### [EXERCISE DIRECTIONS]
Go over the entries below line by line, copying each one that contains the word "think".

## start

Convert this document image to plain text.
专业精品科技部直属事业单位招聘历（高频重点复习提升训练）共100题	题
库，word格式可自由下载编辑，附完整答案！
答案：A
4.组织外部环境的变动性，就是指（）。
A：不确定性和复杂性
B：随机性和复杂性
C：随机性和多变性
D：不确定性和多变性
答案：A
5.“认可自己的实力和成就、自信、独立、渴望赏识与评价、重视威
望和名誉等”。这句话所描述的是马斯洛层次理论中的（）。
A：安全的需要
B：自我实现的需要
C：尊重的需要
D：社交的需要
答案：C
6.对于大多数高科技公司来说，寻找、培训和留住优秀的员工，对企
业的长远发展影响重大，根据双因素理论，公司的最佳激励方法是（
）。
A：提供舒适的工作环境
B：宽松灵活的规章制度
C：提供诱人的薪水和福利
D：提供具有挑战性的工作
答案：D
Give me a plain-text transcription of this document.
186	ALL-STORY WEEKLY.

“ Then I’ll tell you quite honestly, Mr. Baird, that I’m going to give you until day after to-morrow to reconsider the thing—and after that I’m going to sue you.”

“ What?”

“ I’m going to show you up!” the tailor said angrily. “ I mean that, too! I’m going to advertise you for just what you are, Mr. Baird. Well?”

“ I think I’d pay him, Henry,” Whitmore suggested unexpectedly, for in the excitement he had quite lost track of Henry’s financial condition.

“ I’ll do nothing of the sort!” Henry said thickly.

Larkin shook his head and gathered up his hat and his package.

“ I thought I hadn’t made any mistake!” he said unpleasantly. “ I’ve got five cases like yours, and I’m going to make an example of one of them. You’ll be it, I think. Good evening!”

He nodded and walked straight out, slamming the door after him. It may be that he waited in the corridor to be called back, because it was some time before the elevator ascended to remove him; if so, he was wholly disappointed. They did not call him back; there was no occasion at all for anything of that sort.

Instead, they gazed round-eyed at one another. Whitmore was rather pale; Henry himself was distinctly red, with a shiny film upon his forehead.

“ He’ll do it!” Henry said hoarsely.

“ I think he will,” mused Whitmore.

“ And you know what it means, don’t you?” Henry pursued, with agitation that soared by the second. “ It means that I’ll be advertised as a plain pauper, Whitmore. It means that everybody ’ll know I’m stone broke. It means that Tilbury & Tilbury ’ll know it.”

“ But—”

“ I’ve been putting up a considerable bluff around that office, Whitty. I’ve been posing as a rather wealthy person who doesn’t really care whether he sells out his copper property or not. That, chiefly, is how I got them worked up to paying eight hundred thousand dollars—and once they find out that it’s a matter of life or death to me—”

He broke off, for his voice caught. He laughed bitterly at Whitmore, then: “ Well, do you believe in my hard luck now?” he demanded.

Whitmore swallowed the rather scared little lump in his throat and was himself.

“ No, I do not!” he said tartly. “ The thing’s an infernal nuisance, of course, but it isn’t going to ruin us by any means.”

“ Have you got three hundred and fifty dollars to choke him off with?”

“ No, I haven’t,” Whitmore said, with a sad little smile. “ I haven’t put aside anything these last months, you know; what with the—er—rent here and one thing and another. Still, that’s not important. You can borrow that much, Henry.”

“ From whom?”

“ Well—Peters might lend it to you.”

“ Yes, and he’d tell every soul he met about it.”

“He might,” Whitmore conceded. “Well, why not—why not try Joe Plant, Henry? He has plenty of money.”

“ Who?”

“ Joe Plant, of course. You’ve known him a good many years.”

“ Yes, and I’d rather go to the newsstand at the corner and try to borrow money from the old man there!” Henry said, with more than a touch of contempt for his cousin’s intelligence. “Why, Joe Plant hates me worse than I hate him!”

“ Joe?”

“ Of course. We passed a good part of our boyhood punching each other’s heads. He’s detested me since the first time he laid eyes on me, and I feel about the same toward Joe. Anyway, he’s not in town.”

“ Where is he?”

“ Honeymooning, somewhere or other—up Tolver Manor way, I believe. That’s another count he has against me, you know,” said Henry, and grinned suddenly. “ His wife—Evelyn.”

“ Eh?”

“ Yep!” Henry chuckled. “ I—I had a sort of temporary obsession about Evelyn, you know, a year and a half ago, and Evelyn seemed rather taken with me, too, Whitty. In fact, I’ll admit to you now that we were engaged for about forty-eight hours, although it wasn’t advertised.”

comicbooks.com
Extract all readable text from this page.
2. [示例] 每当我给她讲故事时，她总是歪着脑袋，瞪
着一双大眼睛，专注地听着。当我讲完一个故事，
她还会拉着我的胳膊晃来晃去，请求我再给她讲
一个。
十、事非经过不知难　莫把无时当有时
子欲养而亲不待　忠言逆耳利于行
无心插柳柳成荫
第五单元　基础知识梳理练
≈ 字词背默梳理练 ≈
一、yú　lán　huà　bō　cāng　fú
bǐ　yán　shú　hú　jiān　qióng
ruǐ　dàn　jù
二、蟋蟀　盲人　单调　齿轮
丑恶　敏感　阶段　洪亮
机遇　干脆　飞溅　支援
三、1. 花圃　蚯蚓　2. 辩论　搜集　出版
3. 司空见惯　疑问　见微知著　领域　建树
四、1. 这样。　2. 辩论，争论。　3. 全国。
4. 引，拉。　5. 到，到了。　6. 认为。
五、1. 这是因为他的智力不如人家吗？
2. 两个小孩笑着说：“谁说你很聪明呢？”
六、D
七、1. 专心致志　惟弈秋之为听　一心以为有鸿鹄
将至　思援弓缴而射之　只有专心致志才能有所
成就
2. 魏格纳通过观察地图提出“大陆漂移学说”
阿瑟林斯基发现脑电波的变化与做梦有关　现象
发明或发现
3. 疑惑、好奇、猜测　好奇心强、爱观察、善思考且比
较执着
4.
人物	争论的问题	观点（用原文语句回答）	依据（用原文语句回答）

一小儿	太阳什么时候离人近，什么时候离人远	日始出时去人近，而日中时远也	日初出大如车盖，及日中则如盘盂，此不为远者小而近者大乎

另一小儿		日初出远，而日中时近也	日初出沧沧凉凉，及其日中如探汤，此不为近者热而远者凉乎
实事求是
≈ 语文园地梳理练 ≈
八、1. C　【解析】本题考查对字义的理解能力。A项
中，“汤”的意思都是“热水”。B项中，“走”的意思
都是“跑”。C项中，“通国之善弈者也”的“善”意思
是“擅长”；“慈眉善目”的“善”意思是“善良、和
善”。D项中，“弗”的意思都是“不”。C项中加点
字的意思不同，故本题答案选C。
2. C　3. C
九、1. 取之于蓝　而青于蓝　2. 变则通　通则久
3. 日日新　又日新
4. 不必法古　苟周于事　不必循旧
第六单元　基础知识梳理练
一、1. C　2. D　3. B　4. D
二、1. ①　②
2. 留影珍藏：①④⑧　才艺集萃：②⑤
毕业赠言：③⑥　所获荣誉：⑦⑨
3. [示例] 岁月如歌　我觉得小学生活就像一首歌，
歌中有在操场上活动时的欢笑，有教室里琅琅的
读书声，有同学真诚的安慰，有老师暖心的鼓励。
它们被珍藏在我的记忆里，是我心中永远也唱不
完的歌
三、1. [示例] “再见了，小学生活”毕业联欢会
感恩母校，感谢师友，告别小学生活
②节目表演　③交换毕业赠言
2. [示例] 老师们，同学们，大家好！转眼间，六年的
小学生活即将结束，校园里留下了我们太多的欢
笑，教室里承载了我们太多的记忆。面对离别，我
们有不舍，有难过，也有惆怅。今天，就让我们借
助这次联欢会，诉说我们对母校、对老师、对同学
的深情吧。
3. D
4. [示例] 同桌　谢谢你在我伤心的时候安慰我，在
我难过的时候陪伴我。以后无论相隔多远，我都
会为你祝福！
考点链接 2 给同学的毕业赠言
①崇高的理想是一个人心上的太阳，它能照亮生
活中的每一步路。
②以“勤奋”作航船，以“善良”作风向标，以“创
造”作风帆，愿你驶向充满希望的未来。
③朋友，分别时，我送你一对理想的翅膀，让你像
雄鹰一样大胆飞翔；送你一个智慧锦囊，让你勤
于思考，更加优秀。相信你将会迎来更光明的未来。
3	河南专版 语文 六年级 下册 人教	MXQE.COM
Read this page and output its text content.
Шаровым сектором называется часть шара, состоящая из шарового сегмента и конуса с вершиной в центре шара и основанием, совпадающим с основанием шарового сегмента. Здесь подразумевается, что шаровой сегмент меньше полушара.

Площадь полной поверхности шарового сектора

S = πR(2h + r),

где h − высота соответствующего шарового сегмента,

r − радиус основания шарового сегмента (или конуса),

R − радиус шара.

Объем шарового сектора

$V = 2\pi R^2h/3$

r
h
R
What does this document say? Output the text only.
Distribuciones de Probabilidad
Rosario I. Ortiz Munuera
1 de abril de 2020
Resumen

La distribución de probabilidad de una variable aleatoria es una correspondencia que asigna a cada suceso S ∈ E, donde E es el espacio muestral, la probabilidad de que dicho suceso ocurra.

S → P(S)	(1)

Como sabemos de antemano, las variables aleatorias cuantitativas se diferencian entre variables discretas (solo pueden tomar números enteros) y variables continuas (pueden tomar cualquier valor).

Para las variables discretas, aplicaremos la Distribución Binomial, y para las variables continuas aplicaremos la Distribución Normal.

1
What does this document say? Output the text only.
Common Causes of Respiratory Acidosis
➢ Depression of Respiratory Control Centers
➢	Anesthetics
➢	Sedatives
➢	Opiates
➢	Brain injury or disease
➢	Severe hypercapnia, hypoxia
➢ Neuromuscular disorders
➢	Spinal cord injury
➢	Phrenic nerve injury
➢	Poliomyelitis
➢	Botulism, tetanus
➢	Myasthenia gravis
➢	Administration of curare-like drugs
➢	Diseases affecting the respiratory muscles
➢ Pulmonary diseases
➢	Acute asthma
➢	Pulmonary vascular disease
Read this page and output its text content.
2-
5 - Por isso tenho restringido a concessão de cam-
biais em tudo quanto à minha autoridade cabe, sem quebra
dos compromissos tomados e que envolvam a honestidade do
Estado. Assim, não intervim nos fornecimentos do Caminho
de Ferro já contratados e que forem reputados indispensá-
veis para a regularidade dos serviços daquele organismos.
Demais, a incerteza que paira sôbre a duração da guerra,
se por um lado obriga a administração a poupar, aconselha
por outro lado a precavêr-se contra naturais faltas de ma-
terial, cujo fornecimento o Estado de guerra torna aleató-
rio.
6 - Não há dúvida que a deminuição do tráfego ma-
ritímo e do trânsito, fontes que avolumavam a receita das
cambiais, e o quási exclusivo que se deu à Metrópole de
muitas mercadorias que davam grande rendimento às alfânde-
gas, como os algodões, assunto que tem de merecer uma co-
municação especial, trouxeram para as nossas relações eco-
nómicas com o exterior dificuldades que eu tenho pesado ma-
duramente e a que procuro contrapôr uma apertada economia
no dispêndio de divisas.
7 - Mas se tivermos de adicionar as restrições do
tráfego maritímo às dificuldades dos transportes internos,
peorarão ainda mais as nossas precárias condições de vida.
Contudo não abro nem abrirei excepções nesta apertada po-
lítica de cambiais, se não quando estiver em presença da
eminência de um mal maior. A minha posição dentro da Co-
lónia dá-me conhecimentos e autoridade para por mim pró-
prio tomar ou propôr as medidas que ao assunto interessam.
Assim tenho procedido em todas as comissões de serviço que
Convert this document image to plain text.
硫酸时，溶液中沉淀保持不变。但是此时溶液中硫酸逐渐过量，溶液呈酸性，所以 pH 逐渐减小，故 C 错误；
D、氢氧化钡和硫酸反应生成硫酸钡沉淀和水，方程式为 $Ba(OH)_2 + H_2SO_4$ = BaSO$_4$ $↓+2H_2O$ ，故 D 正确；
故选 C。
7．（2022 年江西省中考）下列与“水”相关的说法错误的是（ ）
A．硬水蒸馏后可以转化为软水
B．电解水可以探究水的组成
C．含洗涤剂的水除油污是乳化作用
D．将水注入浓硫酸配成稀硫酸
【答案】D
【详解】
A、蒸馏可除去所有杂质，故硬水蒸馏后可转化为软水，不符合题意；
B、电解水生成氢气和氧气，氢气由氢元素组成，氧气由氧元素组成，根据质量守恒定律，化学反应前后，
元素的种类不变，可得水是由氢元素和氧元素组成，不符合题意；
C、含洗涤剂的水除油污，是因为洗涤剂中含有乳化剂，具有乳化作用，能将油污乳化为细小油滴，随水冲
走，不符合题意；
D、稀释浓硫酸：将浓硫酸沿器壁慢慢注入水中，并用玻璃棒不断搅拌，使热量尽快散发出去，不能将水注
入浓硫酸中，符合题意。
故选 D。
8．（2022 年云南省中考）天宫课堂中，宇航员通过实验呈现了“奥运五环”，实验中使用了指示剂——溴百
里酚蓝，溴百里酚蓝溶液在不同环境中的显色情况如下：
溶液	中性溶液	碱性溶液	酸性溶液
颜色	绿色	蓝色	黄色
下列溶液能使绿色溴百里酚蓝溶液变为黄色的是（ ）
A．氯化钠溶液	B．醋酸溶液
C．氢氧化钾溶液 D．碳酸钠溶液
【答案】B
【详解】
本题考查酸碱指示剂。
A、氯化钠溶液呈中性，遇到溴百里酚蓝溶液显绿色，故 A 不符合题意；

## end

### [SOLUTION FOR THIS TASK]
“ I think I’d pay him, Henry,” Whitmore suggested unexpectedly, for in the excitement he had quite lost track of Henry’s financial condition.
“ I thought I hadn’t made any mistake!” he said unpleasantly. “ I’ve got five cases like yours, and I’m going to make an example of one of them. You’ll be it, I think. Good evening!”
“ I think he will,” mused Whitmore.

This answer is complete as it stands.